Write the material out again, line by line, exactly as it is.

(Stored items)
========
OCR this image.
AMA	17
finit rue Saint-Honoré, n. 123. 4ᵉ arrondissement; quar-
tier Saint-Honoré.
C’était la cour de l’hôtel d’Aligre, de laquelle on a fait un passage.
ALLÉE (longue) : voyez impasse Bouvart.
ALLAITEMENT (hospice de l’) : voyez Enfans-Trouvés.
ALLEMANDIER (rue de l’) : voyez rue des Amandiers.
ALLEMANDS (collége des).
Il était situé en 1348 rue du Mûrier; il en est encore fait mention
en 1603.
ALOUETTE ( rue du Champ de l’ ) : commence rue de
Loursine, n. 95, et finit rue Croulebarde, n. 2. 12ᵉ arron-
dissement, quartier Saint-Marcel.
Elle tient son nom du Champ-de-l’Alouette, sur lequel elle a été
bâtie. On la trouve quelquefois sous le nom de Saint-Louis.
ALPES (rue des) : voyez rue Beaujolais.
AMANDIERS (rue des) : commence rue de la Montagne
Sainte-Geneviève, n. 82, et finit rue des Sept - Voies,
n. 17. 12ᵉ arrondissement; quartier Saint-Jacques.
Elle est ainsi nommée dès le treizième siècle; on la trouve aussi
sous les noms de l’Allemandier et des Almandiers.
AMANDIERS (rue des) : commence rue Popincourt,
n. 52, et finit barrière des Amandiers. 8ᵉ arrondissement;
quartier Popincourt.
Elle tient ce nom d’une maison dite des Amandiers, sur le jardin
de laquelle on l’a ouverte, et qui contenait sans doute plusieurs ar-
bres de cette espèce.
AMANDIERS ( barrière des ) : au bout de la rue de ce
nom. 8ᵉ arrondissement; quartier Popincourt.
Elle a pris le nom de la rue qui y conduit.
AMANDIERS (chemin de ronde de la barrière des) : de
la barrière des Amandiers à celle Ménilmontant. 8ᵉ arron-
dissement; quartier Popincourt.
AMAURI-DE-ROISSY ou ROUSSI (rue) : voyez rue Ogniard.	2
========
**RIGHT ANSWER:**
OCR this image.
AMA	17
finit rue Saint-Honoré, n. 123. 4ᵉ arrondissement; quar-
tier Saint-Honoré.
C’était la cour de l’hôtel d’Aligre, de laquelle on a fait un passage.
ALLÉE (longue) : voyez impasse Bouvart.
ALLAITEMENT (hospice de l’) : voyez Enfans-Trouvés.
ALLEMANDIER (rue de l’) : voyez rue des Amandiers.
ALLEMANDS (collége des).
Il était situé en 1348 rue du Mûrier; il en est encore fait mention
en 1603.
ALOUETTE ( rue du Champ de l’ ) : commence rue de
Loursine, n. 95, et finit rue Croulebarde, n. 2. 12ᵉ arron-
dissement, quartier Saint-Marcel.
Elle tient son nom du Champ-de-l’Alouette, sur lequel elle a été
bâtie. On la trouve quelquefois sous le nom de Saint-Louis.
ALPES (rue des) : voyez rue Beaujolais.
AMANDIERS (rue des) : commence rue de la Montagne
Sainte-Geneviève, n. 82, et finit rue des Sept - Voies,
n. 17. 12ᵉ arrondissement; quartier Saint-Jacques.
Elle est ainsi nommée dès le treizième siècle; on la trouve aussi
sous les noms de l’Allemandier et des Almandiers.
AMANDIERS (rue des) : commence rue Popincourt,
n. 52, et finit barrière des Amandiers. 8ᵉ arrondissement;
quartier Popincourt.
Elle tient ce nom d’une maison dite des Amandiers, sur le jardin
de laquelle on l’a ouverte, et qui contenait sans doute plusieurs ar-
bres de cette espèce.
AMANDIERS ( barrière des ) : au bout de la rue de ce
nom. 8ᵉ arrondissement; quartier Popincourt.
Elle a pris le nom de la rue qui y conduit.
AMANDIERS (chemin de ronde de la barrière des) : de
la barrière des Amandiers à celle Ménilmontant. 8ᵉ arron-
dissement; quartier Popincourt.
AMAURI-DE-ROISSY ou ROUSSI (rue) : voyez rue Ogniard.	2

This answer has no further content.